Written exercise: Leave out every picture, then transcribe the rest of the listing exactly.

## begin

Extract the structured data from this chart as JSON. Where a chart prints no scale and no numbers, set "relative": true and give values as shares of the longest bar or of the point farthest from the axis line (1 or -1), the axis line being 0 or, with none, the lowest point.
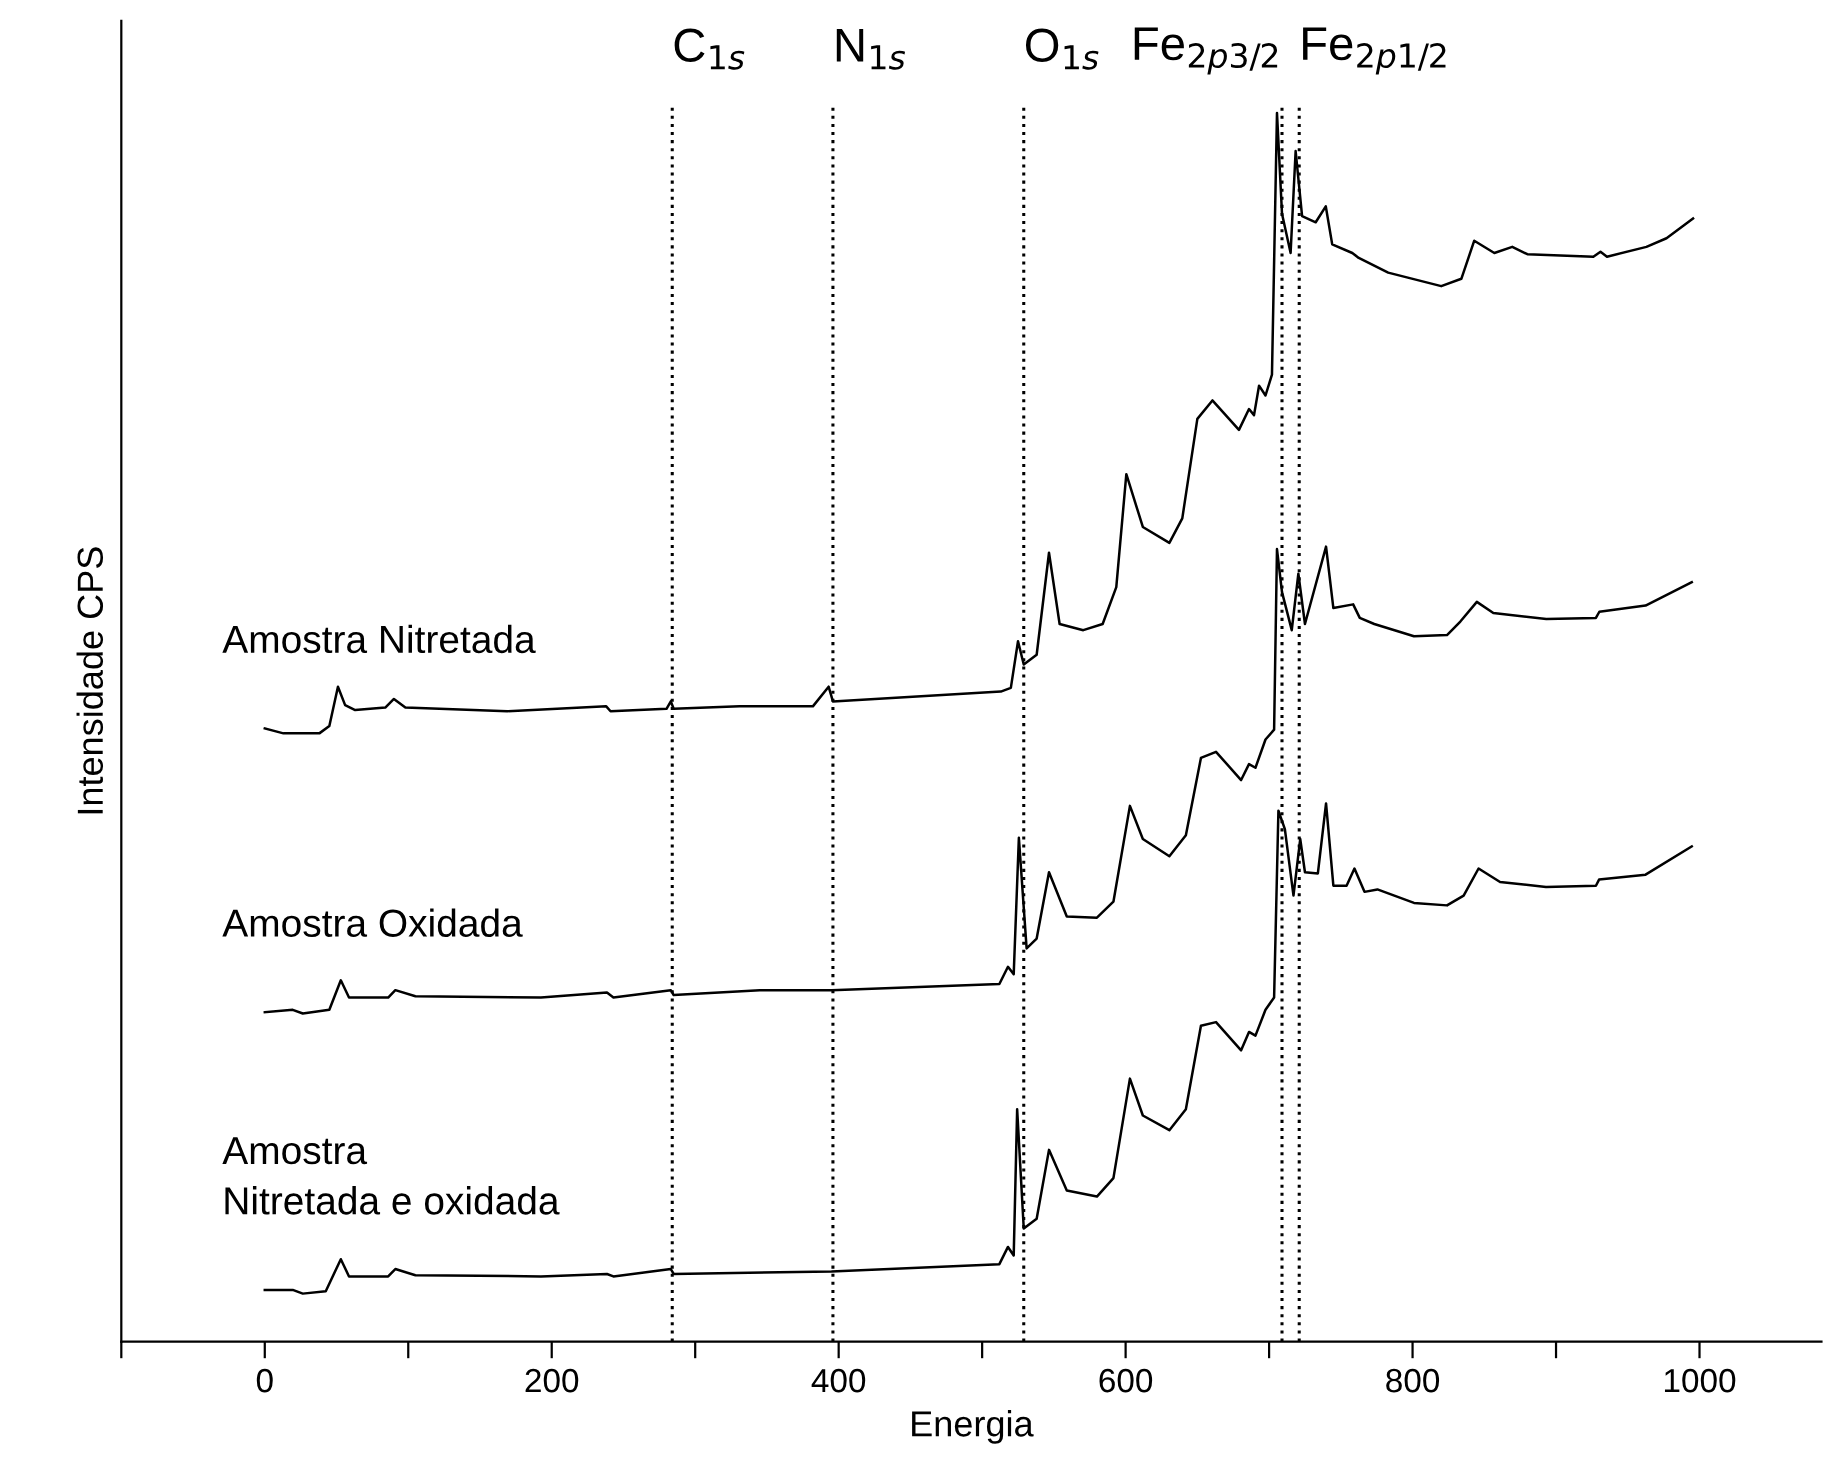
{
  "chart_data": {
    "type": "line",
    "xlabel": "Energia",
    "ylabel": "Intensidade CPS",
    "relative": true,
    "xlim": [
      -100,
      1085
    ],
    "xticks": [
      {
        "value": -100,
        "label": null
      },
      0,
      {
        "value": 100,
        "label": null
      },
      200,
      {
        "value": 300,
        "label": null
      },
      400,
      {
        "value": 500,
        "label": null
      },
      600,
      {
        "value": 700,
        "label": null
      },
      800,
      {
        "value": 900,
        "label": null
      },
      1000
    ],
    "grid": false,
    "legend": false,
    "marker": "none",
    "line_style": "solid",
    "series": [
      {
        "name": "Amostra Nitretada",
        "color": "#000000",
        "x": [
          0,
          13,
          38,
          45,
          51,
          56,
          63,
          84,
          90,
          98,
          169,
          238,
          241,
          280,
          283,
          285,
          331,
          382,
          393,
          396,
          513,
          520,
          525,
          529,
          538,
          546.6,
          554,
          570.5,
          584,
          593.5,
          600.5,
          612,
          630.5,
          639.5,
          650,
          660.5,
          679,
          686,
          689.5,
          693,
          697.5,
          702,
          705.5,
          709,
          715,
          718.5,
          723,
          732.5,
          739.5,
          744,
          758,
          762.5,
          783,
          820,
          834,
          843,
          857,
          869.5,
          880,
          926,
          931,
          935.5,
          963,
          977,
          995.5
        ],
        "values": [
          0.499,
          0.495,
          0.495,
          0.501,
          0.533,
          0.518,
          0.514,
          0.516,
          0.523,
          0.516,
          0.513,
          0.517,
          0.513,
          0.515,
          0.521,
          0.515,
          0.517,
          0.517,
          0.533,
          0.521,
          0.529,
          0.532,
          0.57,
          0.551,
          0.559,
          0.642,
          0.584,
          0.579,
          0.584,
          0.614,
          0.706,
          0.663,
          0.65,
          0.67,
          0.751,
          0.766,
          0.742,
          0.759,
          0.754,
          0.778,
          0.77,
          0.787,
          1,
          0.918,
          0.886,
          0.969,
          0.916,
          0.911,
          0.924,
          0.893,
          0.886,
          0.882,
          0.87,
          0.859,
          0.865,
          0.896,
          0.886,
          0.891,
          0.885,
          0.883,
          0.887,
          0.883,
          0.891,
          0.898,
          0.914
        ]
      },
      {
        "name": "Amostra Oxidada",
        "color": "#000000",
        "x": [
          0,
          19.5,
          26.5,
          45,
          53,
          58.7,
          86,
          91,
          105,
          192.5,
          238.5,
          243,
          283,
          285,
          345,
          395,
          512,
          518,
          522,
          525.6,
          531,
          538,
          546.6,
          559,
          580,
          591.5,
          603,
          612,
          630.5,
          642,
          652.5,
          663,
          680.5,
          686,
          690.5,
          697.5,
          703.5,
          705.5,
          709,
          715.8,
          720.4,
          725,
          739.7,
          744.8,
          758.6,
          763.2,
          773.3,
          801,
          824,
          833.3,
          844.8,
          856.3,
          893.2,
          927.8,
          930.2,
          962.4,
          994.6
        ],
        "values": [
          0.268,
          0.27,
          0.267,
          0.27,
          0.294,
          0.28,
          0.28,
          0.286,
          0.281,
          0.28,
          0.284,
          0.28,
          0.286,
          0.282,
          0.286,
          0.286,
          0.291,
          0.305,
          0.299,
          0.41,
          0.32,
          0.328,
          0.382,
          0.346,
          0.345,
          0.358,
          0.436,
          0.409,
          0.395,
          0.412,
          0.475,
          0.48,
          0.457,
          0.47,
          0.467,
          0.49,
          0.498,
          0.645,
          0.61,
          0.579,
          0.625,
          0.584,
          0.647,
          0.597,
          0.6,
          0.589,
          0.584,
          0.574,
          0.575,
          0.586,
          0.602,
          0.593,
          0.588,
          0.589,
          0.594,
          0.599,
          0.618
        ]
      },
      {
        "name": "Amostra\nNitretada e oxidada",
        "color": "#000000",
        "x": [
          0,
          19.5,
          26.5,
          42.5,
          53,
          58.7,
          86,
          91,
          105,
          192.5,
          238.5,
          243,
          283,
          285,
          395,
          512,
          518,
          522,
          524.4,
          529,
          538,
          546.6,
          559,
          580,
          591.5,
          603,
          612,
          630.5,
          642,
          652.5,
          663,
          680.5,
          686,
          690.5,
          697.5,
          703.5,
          706.5,
          711,
          717,
          721.7,
          725,
          734,
          739.7,
          744.8,
          754,
          759.5,
          766.5,
          775.5,
          801,
          824,
          835.6,
          846,
          861,
          893,
          927.8,
          930,
          962.4,
          994.6
        ],
        "values": [
          0.042,
          0.042,
          0.039,
          0.041,
          0.067,
          0.053,
          0.053,
          0.059,
          0.054,
          0.053,
          0.055,
          0.053,
          0.059,
          0.055,
          0.057,
          0.063,
          0.077,
          0.07,
          0.189,
          0.092,
          0.1,
          0.156,
          0.123,
          0.118,
          0.133,
          0.214,
          0.184,
          0.172,
          0.189,
          0.257,
          0.26,
          0.237,
          0.252,
          0.249,
          0.27,
          0.28,
          0.432,
          0.417,
          0.363,
          0.409,
          0.382,
          0.381,
          0.438,
          0.371,
          0.371,
          0.385,
          0.366,
          0.368,
          0.357,
          0.355,
          0.363,
          0.385,
          0.374,
          0.37,
          0.371,
          0.376,
          0.38,
          0.403
        ]
      }
    ],
    "ref_lines": [
      {
        "axis": "x",
        "value": 284,
        "label": "C$_{1s}$",
        "color": "#000000",
        "line_style": "dotted"
      },
      {
        "axis": "x",
        "value": 396,
        "label": "N$_{1s}$",
        "color": "#000000",
        "line_style": "dotted"
      },
      {
        "axis": "x",
        "value": 529,
        "label": "O$_{1s}$",
        "color": "#000000",
        "line_style": "dotted"
      },
      {
        "axis": "x",
        "value": 709,
        "label": "Fe$_{2p3/2}$",
        "color": "#000000",
        "line_style": "dotted"
      },
      {
        "axis": "x",
        "value": 721,
        "label": "Fe$_{2p1/2}$",
        "color": "#000000",
        "line_style": "dotted"
      }
    ]
  }
}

## end

Exercise output:
Extract the structured data from this chart as JSON. Where a chart prints no scale and no numbers, set "relative": true and give values as shares of the longest bar or of the point farthest from the axis line (1 or -1), the axis line being 0 or, with none, the lowest point.
{
  "chart_data": {
    "type": "line",
    "xlabel": "Energia",
    "ylabel": "Intensidade CPS",
    "relative": true,
    "xlim": [
      -100,
      1085
    ],
    "xticks": [
      {
        "value": -100,
        "label": null
      },
      0,
      {
        "value": 100,
        "label": null
      },
      200,
      {
        "value": 300,
        "label": null
      },
      400,
      {
        "value": 500,
        "label": null
      },
      600,
      {
        "value": 700,
        "label": null
      },
      800,
      {
        "value": 900,
        "label": null
      },
      1000
    ],
    "grid": false,
    "legend": false,
    "marker": "none",
    "line_style": "solid",
    "series": [
      {
        "name": "Amostra Nitretada",
        "color": "#000000",
        "x": [
          0,
          13,
          38,
          45,
          51,
          56,
          63,
          84,
          90,
          98,
          169,
          238,
          241,
          280,
          283,
          285,
          331,
          382,
          393,
          396,
          513,
          520,
          525,
          529,
          538,
          546.6,
          554,
          570.5,
          584,
          593.5,
          600.5,
          612,
          630.5,
          639.5,
          650,
          660.5,
          679,
          686,
          689.5,
          693,
          697.5,
          702,
          705.5,
          709,
          715,
          718.5,
          723,
          732.5,
          739.5,
          744,
          758,
          762.5,
          783,
          820,
          834,
          843,
          857,
          869.5,
          880,
          926,
          931,
          935.5,
          963,
          977,
          995.5
        ],
        "values": [
          0.499,
          0.495,
          0.495,
          0.501,
          0.533,
          0.518,
          0.514,
          0.516,
          0.523,
          0.516,
          0.513,
          0.517,
          0.513,
          0.515,
          0.521,
          0.515,
          0.517,
          0.517,
          0.533,
          0.521,
          0.529,
          0.532,
          0.57,
          0.551,
          0.559,
          0.642,
          0.584,
          0.579,
          0.584,
          0.614,
          0.706,
          0.663,
          0.65,
          0.67,
          0.751,
          0.766,
          0.742,
          0.759,
          0.754,
          0.778,
          0.77,
          0.787,
          1,
          0.918,
          0.886,
          0.969,
          0.916,
          0.911,
          0.924,
          0.893,
          0.886,
          0.882,
          0.87,
          0.859,
          0.865,
          0.896,
          0.886,
          0.891,
          0.885,
          0.883,
          0.887,
          0.883,
          0.891,
          0.898,
          0.914
        ]
      },
      {
        "name": "Amostra Oxidada",
        "color": "#000000",
        "x": [
          0,
          19.5,
          26.5,
          45,
          53,
          58.7,
          86,
          91,
          105,
          192.5,
          238.5,
          243,
          283,
          285,
          345,
          395,
          512,
          518,
          522,
          525.6,
          531,
          538,
          546.6,
          559,
          580,
          591.5,
          603,
          612,
          630.5,
          642,
          652.5,
          663,
          680.5,
          686,
          690.5,
          697.5,
          703.5,
          705.5,
          709,
          715.8,
          720.4,
          725,
          739.7,
          744.8,
          758.6,
          763.2,
          773.3,
          801,
          824,
          833.3,
          844.8,
          856.3,
          893.2,
          927.8,
          930.2,
          962.4,
          994.6
        ],
        "values": [
          0.268,
          0.27,
          0.267,
          0.27,
          0.294,
          0.28,
          0.28,
          0.286,
          0.281,
          0.28,
          0.284,
          0.28,
          0.286,
          0.282,
          0.286,
          0.286,
          0.291,
          0.305,
          0.299,
          0.41,
          0.32,
          0.328,
          0.382,
          0.346,
          0.345,
          0.358,
          0.436,
          0.409,
          0.395,
          0.412,
          0.475,
          0.48,
          0.457,
          0.47,
          0.467,
          0.49,
          0.498,
          0.645,
          0.61,
          0.579,
          0.625,
          0.584,
          0.647,
          0.597,
          0.6,
          0.589,
          0.584,
          0.574,
          0.575,
          0.586,
          0.602,
          0.593,
          0.588,
          0.589,
          0.594,
          0.599,
          0.618
        ]
      },
      {
        "name": "Amostra\nNitretada e oxidada",
        "color": "#000000",
        "x": [
          0,
          19.5,
          26.5,
          42.5,
          53,
          58.7,
          86,
          91,
          105,
          192.5,
          238.5,
          243,
          283,
          285,
          395,
          512,
          518,
          522,
          524.4,
          529,
          538,
          546.6,
          559,
          580,
          591.5,
          603,
          612,
          630.5,
          642,
          652.5,
          663,
          680.5,
          686,
          690.5,
          697.5,
          703.5,
          706.5,
          711,
          717,
          721.7,
          725,
          734,
          739.7,
          744.8,
          754,
          759.5,
          766.5,
          775.5,
          801,
          824,
          835.6,
          846,
          861,
          893,
          927.8,
          930,
          962.4,
          994.6
        ],
        "values": [
          0.042,
          0.042,
          0.039,
          0.041,
          0.067,
          0.053,
          0.053,
          0.059,
          0.054,
          0.053,
          0.055,
          0.053,
          0.059,
          0.055,
          0.057,
          0.063,
          0.077,
          0.07,
          0.189,
          0.092,
          0.1,
          0.156,
          0.123,
          0.118,
          0.133,
          0.214,
          0.184,
          0.172,
          0.189,
          0.257,
          0.26,
          0.237,
          0.252,
          0.249,
          0.27,
          0.28,
          0.432,
          0.417,
          0.363,
          0.409,
          0.382,
          0.381,
          0.438,
          0.371,
          0.371,
          0.385,
          0.366,
          0.368,
          0.357,
          0.355,
          0.363,
          0.385,
          0.374,
          0.37,
          0.371,
          0.376,
          0.38,
          0.403
        ]
      }
    ],
    "ref_lines": [
      {
        "axis": "x",
        "value": 284,
        "label": "C$_{1s}$",
        "color": "#000000",
        "line_style": "dotted"
      },
      {
        "axis": "x",
        "value": 396,
        "label": "N$_{1s}$",
        "color": "#000000",
        "line_style": "dotted"
      },
      {
        "axis": "x",
        "value": 529,
        "label": "O$_{1s}$",
        "color": "#000000",
        "line_style": "dotted"
      },
      {
        "axis": "x",
        "value": 709,
        "label": "Fe$_{2p3/2}$",
        "color": "#000000",
        "line_style": "dotted"
      },
      {
        "axis": "x",
        "value": 721,
        "label": "Fe$_{2p1/2}$",
        "color": "#000000",
        "line_style": "dotted"
      }
    ]
  }
}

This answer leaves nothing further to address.